### Record set
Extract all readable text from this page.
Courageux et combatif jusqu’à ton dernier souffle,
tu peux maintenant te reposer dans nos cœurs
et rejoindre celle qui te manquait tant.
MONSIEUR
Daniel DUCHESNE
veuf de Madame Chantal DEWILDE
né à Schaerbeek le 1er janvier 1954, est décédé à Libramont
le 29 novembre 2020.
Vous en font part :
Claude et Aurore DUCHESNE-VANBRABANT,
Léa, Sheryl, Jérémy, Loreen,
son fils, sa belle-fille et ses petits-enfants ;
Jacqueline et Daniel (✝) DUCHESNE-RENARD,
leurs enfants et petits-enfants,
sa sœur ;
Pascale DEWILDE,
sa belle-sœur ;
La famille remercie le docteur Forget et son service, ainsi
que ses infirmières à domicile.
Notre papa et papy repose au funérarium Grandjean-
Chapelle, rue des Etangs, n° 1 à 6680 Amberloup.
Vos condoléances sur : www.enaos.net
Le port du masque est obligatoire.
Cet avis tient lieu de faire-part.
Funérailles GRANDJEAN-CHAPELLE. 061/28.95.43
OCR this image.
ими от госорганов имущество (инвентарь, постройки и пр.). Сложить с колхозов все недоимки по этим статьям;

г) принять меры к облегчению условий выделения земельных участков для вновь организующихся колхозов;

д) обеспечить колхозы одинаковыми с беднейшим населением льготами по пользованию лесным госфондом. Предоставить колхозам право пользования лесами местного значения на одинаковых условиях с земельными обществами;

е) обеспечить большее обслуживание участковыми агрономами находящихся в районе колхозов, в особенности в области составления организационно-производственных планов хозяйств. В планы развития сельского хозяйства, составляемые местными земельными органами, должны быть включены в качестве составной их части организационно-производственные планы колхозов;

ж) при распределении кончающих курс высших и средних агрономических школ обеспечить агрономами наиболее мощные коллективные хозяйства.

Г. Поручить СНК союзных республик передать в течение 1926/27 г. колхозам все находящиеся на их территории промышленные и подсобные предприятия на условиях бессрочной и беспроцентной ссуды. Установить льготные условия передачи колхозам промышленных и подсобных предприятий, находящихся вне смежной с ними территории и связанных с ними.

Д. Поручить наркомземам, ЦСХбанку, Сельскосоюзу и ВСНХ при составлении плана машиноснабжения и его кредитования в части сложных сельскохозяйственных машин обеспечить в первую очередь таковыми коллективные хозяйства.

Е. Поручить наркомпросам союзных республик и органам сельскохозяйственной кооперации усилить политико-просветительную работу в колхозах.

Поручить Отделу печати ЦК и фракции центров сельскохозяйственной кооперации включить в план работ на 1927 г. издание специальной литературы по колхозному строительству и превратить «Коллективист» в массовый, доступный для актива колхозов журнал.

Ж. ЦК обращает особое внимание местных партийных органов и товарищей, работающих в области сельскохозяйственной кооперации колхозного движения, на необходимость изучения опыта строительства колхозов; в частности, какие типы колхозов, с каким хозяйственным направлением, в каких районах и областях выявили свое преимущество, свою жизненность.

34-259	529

### Do this
Repeat the entries shown above, every one, word for word.

### Task response
Extract all readable text from this page.
Courageux et combatif jusqu’à ton dernier souffle,
tu peux maintenant te reposer dans nos cœurs
et rejoindre celle qui te manquait tant.
MONSIEUR
Daniel DUCHESNE
veuf de Madame Chantal DEWILDE
né à Schaerbeek le 1er janvier 1954, est décédé à Libramont
le 29 novembre 2020.
Vous en font part :
Claude et Aurore DUCHESNE-VANBRABANT,
Léa, Sheryl, Jérémy, Loreen,
son fils, sa belle-fille et ses petits-enfants ;
Jacqueline et Daniel (✝) DUCHESNE-RENARD,
leurs enfants et petits-enfants,
sa sœur ;
Pascale DEWILDE,
sa belle-sœur ;
La famille remercie le docteur Forget et son service, ainsi
que ses infirmières à domicile.
Notre papa et papy repose au funérarium Grandjean-
Chapelle, rue des Etangs, n° 1 à 6680 Amberloup.
Vos condoléances sur : www.enaos.net
Le port du masque est obligatoire.
Cet avis tient lieu de faire-part.
Funérailles GRANDJEAN-CHAPELLE. 061/28.95.43
OCR this image.
ими от госорганов имущество (инвентарь, постройки и пр.). Сложить с колхозов все недоимки по этим статьям;

г) принять меры к облегчению условий выделения земельных участков для вновь организующихся колхозов;

д) обеспечить колхозы одинаковыми с беднейшим населением льготами по пользованию лесным госфондом. Предоставить колхозам право пользования лесами местного значения на одинаковых условиях с земельными обществами;

е) обеспечить большее обслуживание участковыми агрономами находящихся в районе колхозов, в особенности в области составления организационно-производственных планов хозяйств. В планы развития сельского хозяйства, составляемые местными земельными органами, должны быть включены в качестве составной их части организационно-производственные планы колхозов;

ж) при распределении кончающих курс высших и средних агрономических школ обеспечить агрономами наиболее мощные коллективные хозяйства.

Г. Поручить СНК союзных республик передать в течение 1926/27 г. колхозам все находящиеся на их территории промышленные и подсобные предприятия на условиях бессрочной и беспроцентной ссуды. Установить льготные условия передачи колхозам промышленных и подсобных предприятий, находящихся вне смежной с ними территории и связанных с ними.

Д. Поручить наркомземам, ЦСХбанку, Сельскосоюзу и ВСНХ при составлении плана машиноснабжения и его кредитования в части сложных сельскохозяйственных машин обеспечить в первую очередь таковыми коллективные хозяйства.

Е. Поручить наркомпросам союзных республик и органам сельскохозяйственной кооперации усилить политико-просветительную работу в колхозах.

Поручить Отделу печати ЦК и фракции центров сельскохозяйственной кооперации включить в план работ на 1927 г. издание специальной литературы по колхозному строительству и превратить «Коллективист» в массовый, доступный для актива колхозов журнал.

Ж. ЦК обращает особое внимание местных партийных органов и товарищей, работающих в области сельскохозяйственной кооперации колхозного движения, на необходимость изучения опыта строительства колхозов; в частности, какие типы колхозов, с каким хозяйственным направлением, в каких районах и областях выявили свое преимущество, свою жизненность.

34-259	529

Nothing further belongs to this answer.